Walking through a cemetery in the rain, radical attention and the peace in prayer
Hello,
I usually squeeze in a letter during a week day lunch hour but this week was too busy even for that. Work, life admin, trying to stay afloat as things start to feel endlessly the same, each day merging into another, unfair resentments flaring up when you least expect them, when you are least able to deal with them has left me with no time to write. We are almost halfway through lockdown 2. I’m trying not to think of what awaits us on the other side of it. My cautious optimism has given way to sullen denial. I don’t have much to say on this but would like to acknowledge my fear, frustration and anger.
Yesterday I left the house for the first time in days. And only because I was promised a couple of hours with a friend. The breeze and the cold air felt lovely on my skin and the rain brought out my favourite smell: wet soil. Lockdown rules mean we aren’t allowed in each other’s homes nor able to sit down in a cafe or a restaurant (which are only open for takeaway). The cemetery was a midway point between our homes. We met at the centre, near a domed structure and walked for 2 hours. We opened and closed our umbrellas in unison as the weather turned. We talked about life, and how we sometimes tend to focus on the negative. We shared our fears, assuaging them for each other and reflected on the extra dimension our faith adds to our lives.

Required task A
Decide whether each statement below agrees with the letter about walking through a cemetery in the rain, answering yes or no and quoting the deciding words of the letter: (i) The writer normally fits in a letter during a weekday lunch hour. (ii) The writer and the friend met at a cafe between their homes. (iii) The rain brought out the writer's favorite smell.
Required task B
Carry on the letter about walking through a cemetery in the rain, starting right after its final sentence.

Source material
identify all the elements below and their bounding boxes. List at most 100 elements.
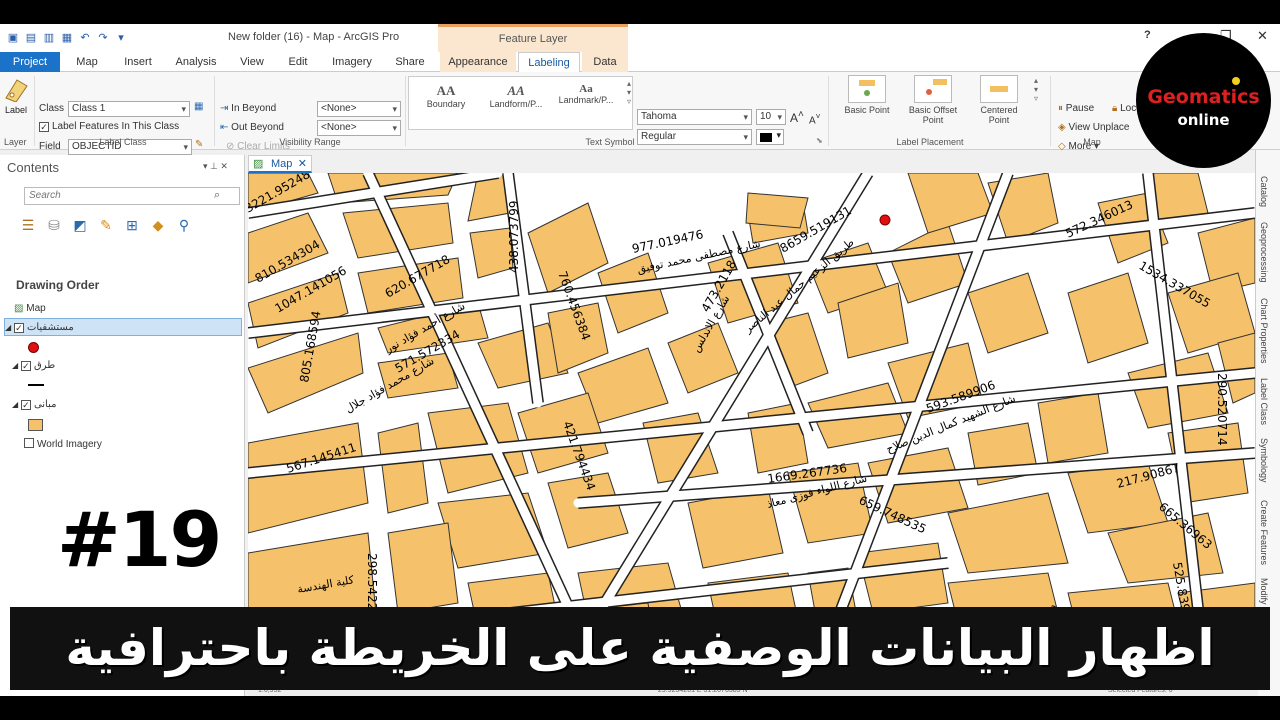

Expected output A
(i) Yes: "I usually squeeze in a letter during a week day lunch hour"
(ii) No: "The cemetery was a midway point between our homes."
(iii) Yes: "the rain brought out my favourite smell: wet soil."

Expected output B
She told me about Jewish cemeteries and how you can tell if a death is by suicide (a [broken] tree on the gravestone, usually buried on the edges of the graveyard - I remember hearing the word broken but now not sure if I was correct), how priests can’t go too close to the death and how there are always fountains at the entry and exit. How you have to wash before you go in and on your way out, wash death off of yourself. She asked me about Muslim cemeteries and I didn’t have any details for her. I told her about how some Muslim cultures believe that women shouldn’t enter graveyards. How we usually opt for unmarked gravestones and no coffins either, burying our dead in just a shroud. I wanted to tell her how Muslims believe in the power of prayer when it rains. That sometimes, when I remember, I send a quick prayer when I hear the familiar rumblings outside my window, a reflex I can’t shake off, don’t want to shake off. But the conversation had moved on.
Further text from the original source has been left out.